*Exercise requirements*
#1 In the p53 text, rewrite the paragraph that starts "The above two sections thus define" as a short list of steps, keeping its main facts.
#2 Restate word for word the part of the p53 text between "Given that any" and "2021; Cowan 2023).", inclusive.

*Supplied text*
-=-=-=-=-

Given that any drug that is able to rescue mutated p53 will almost certainly be allosteric, identifying what the allosteric network is becomes the first-order problem. This approach of using MD simulations and a combination of sector analysis and HCA to elucidate the allosteric sectors within the protein offers invaluable insight into how various mutations and drugs alter the allosteric network, and what combinations of mutations and drugs offer WT rescue (Abramson 2021; Cowan 2023).

Drug design summary

The above two sections thus define a straightforward (and admittedly idealistic) drug development pipeline. Drugs are generated using a generative machine-learning network, which is constantly assessing generated molecules on their docking abilities with p53 using Autodock Vina. Then, simulations are run with the drug bound to the mutant form of the protein, and using MD sector analysis and heat kernel analysis, the allosterically connected residues are identified and compared to those of the wild-type. The process then repeats, until a sufficiently well-performing drug is generated.

Conclusion

We have seen that the p53-DNA interactions are complex and nuanced; it can bind by virtue of a consensus binding site, or something far more complex involving indirect readout of the dynamical properties of the DNA itself. Furthermore, tetramerization, post-translational modifications, and the presence of isoforms all contribute to the life or death decisions p53 is involved in.

Turning then to prospects of molecular cures for cancers, we review the progress in light of the many new advances available to expand the possibilities beyond the status quo, which largely rely upon educated chance. Recognizing that both mutations and small molecules may act from a distance, drawing upon knowledge of allostery greatly informs new approaches. Sector analysis may assist researchers in identifying allosteric residues. While rescue does not guarantee the recapitulating the binding interface, recent work focused on allosteric sectors demonstrates a promising role in explaining how the serendipitously discovered PK11000 works, alongside the potential to analyze other drugs focused on p53. Although PK11000 itself has not been found suitable for human use, new insights provide ideas as to how the experimental drug could have been engineered, so that we may design other trials de novo.

Furthermore, the new possibility of designing drugs in silico opens new prospects. Potential small molecule therapeutics can be represented utilizing graph theory and machine learning techniques such as general adversarial neural networks. Such methods may be able to utilize feedback from molecular simulations, energetics, or other related data to modify those graphs, thereby engineering allosteric molecules based on feedback through the network. Challenges involve developing and tuning pipelines to provide feedback from MD simulations, allostery, the H-bond interface, DNA binding interface, sectors, and any other computational metric in a feedback loop to improve drugs. While utilizing computational techniques to their fullest extent has not yet been realized, the method holds great promise for advances in the development of molecular therapeutics. Furthermore, computational methods are often translational, with potential applications to other currently undruggable targets. Such means may also have applications for engineering molecules of a desired function.

In conclusion, p53 is a complex, fascinating, and timely molecule to study. Some 3 decades after its structural discovery, we have yet to find molecular cures to restore its mutants to native function. Combining biophysical understanding with machine learning, new horizons are now opening on approaches with potential to shed greater light on its biomolecular function while making an impact on finding molecular cures for cancer.

-=-=-=-=-

(Page layout parsing lines)
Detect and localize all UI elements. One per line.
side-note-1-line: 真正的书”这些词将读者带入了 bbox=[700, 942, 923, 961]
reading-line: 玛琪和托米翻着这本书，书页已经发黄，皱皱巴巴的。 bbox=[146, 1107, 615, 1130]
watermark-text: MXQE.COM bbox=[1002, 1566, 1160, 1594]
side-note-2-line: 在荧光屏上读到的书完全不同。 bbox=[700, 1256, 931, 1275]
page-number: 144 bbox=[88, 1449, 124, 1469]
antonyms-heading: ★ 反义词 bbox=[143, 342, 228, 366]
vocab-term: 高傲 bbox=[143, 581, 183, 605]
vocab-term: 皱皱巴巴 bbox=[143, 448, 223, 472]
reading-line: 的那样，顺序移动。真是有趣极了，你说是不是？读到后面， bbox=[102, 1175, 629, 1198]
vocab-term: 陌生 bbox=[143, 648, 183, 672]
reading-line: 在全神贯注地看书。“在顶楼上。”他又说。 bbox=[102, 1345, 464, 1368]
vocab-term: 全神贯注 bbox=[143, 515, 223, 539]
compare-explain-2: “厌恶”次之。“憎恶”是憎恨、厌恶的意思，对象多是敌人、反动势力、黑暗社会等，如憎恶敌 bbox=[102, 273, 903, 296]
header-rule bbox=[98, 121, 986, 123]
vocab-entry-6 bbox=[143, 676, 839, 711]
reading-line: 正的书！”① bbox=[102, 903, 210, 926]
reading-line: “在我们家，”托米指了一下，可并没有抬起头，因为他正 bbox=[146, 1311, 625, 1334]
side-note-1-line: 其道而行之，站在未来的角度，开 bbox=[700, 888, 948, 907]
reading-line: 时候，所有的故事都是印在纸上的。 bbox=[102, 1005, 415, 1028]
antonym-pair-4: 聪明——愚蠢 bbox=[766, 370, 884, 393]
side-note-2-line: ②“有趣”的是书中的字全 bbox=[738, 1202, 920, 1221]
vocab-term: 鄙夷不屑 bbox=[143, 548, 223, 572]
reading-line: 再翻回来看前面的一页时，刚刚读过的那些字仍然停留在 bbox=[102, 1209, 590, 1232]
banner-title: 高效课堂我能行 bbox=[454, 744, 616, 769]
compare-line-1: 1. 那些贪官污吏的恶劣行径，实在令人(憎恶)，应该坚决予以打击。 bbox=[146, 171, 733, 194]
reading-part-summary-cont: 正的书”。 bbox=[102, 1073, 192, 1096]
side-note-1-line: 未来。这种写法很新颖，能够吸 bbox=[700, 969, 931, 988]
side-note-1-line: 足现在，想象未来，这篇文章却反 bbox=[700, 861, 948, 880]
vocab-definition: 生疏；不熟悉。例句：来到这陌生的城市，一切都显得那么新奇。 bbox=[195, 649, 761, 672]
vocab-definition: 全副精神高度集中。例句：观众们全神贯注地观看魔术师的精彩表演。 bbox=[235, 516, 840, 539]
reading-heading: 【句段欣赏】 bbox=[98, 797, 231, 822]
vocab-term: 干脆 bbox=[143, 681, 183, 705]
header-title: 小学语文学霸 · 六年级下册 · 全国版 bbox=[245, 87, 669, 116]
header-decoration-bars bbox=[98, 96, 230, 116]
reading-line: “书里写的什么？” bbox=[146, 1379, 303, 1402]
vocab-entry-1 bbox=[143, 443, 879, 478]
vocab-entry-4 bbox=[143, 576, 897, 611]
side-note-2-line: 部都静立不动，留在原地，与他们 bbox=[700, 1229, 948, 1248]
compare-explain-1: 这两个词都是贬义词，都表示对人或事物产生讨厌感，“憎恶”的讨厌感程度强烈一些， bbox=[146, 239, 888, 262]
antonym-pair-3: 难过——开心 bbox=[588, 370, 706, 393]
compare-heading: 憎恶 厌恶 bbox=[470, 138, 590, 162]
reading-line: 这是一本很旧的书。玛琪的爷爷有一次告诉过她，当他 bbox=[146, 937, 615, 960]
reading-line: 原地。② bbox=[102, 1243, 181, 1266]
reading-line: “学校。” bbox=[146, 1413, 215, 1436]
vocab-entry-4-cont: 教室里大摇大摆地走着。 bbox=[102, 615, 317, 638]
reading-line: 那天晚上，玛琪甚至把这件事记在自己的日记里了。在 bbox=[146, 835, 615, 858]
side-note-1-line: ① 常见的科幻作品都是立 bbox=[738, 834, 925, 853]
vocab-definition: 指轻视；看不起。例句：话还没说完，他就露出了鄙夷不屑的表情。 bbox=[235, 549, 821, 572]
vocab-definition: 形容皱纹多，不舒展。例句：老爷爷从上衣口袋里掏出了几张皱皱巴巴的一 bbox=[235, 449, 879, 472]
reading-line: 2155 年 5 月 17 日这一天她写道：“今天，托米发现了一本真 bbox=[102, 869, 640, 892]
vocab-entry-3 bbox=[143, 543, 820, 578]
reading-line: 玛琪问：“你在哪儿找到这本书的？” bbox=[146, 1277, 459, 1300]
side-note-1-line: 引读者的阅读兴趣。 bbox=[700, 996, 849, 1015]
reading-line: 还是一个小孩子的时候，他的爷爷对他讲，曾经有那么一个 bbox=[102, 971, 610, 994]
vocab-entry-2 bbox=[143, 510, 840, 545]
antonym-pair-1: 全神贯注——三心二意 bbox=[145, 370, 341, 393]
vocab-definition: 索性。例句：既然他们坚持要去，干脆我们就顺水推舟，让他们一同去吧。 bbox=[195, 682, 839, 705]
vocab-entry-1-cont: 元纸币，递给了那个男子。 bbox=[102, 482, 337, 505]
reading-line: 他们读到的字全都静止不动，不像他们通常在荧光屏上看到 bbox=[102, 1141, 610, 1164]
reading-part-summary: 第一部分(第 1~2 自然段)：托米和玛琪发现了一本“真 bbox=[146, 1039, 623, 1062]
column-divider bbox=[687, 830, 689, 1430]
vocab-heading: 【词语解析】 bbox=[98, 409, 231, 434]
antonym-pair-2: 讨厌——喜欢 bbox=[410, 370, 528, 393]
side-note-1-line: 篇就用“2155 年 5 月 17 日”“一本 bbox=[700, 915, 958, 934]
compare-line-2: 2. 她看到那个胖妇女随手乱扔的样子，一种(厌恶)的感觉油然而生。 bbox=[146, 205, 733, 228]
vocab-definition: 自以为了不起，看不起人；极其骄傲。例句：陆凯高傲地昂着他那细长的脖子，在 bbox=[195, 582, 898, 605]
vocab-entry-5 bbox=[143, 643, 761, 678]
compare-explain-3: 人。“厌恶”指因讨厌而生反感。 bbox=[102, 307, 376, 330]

-=-=-=-=-

*Answers to the exercises*
#1
A simple, idealistic drug development pipeline:
- A generative machine-learning network generates drugs and keeps scoring each molecule on how well it docks with p53, using Autodock Vina.
- Simulations are run with the drug bound to the mutant form of the protein.
- MD sector analysis and heat kernel analysis identify the allosterically connected residues, which are compared with those of the wild type.
- The process repeats until a drug that performs well enough is generated.

#2
Given that any drug that is able to rescue mutated p53 will almost certainly be allosteric, identifying what the allosteric network is becomes the first-order problem. This approach of using MD simulations and a combination of sector analysis and HCA to elucidate the allosteric sectors within the protein offers invaluable insight into how various mutations and drugs alter the allosteric network, and what combinations of mutations and drugs offer WT rescue (Abramson 2021; Cowan 2023).